Data records:
◆ ◆ ◆
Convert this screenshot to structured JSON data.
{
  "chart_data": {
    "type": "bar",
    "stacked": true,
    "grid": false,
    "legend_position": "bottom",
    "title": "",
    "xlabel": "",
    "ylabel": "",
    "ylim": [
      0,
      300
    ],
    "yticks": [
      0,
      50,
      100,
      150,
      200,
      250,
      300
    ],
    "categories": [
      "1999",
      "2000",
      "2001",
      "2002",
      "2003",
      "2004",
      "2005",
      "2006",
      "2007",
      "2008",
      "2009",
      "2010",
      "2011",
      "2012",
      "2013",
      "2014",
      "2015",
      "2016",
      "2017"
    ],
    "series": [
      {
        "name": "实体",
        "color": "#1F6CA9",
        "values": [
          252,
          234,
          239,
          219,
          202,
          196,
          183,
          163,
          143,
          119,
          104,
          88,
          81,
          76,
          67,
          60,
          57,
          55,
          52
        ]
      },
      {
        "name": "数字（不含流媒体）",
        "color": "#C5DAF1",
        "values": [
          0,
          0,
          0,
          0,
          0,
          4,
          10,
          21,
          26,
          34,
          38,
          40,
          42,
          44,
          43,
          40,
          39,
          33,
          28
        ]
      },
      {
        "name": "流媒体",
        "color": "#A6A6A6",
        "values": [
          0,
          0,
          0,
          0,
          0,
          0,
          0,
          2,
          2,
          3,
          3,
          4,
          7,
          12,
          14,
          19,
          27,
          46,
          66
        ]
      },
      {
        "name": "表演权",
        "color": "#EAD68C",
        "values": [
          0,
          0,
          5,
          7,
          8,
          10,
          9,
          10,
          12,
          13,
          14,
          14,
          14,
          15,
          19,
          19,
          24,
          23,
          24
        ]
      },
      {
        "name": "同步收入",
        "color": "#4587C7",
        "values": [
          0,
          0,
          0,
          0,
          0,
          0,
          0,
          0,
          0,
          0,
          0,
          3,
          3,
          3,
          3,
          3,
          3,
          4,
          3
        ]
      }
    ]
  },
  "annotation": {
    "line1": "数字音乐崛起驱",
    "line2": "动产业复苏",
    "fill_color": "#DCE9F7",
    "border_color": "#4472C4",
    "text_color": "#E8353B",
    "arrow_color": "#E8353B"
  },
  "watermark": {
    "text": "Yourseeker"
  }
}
◆ ◆ ◆
Check all the records above and select each line where the string "name" is found.

_OUTPUT_.
        "name": "实体",
        "name": "数字（不含流媒体）",
        "name": "流媒体",
        "name": "表演权",
        "name": "同步收入",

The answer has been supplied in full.